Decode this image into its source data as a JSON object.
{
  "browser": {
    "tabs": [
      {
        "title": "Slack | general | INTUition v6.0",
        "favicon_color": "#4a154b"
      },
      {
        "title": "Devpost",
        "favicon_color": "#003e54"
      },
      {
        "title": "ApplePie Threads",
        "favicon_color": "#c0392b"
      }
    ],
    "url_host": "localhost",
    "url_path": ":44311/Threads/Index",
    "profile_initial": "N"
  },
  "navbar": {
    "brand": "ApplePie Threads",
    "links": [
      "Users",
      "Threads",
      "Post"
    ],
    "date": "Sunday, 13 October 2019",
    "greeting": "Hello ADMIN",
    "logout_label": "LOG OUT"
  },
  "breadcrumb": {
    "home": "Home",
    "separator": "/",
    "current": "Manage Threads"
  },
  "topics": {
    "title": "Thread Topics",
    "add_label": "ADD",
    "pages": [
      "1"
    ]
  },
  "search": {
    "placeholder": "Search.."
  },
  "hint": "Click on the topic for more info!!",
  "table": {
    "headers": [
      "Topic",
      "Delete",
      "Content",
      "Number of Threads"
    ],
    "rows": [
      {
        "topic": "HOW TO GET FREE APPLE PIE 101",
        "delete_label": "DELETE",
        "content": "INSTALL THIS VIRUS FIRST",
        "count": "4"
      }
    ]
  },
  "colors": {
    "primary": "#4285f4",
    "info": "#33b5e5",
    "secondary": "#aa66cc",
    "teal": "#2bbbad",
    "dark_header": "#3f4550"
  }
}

▶ ABOUT THIS EXERCISE:
Lines of the listing above that include the string "ApplePie" should each be copied.

▶ EXERCISE ANSWER:
        "title": "ApplePie Threads",
    "brand": "ApplePie Threads",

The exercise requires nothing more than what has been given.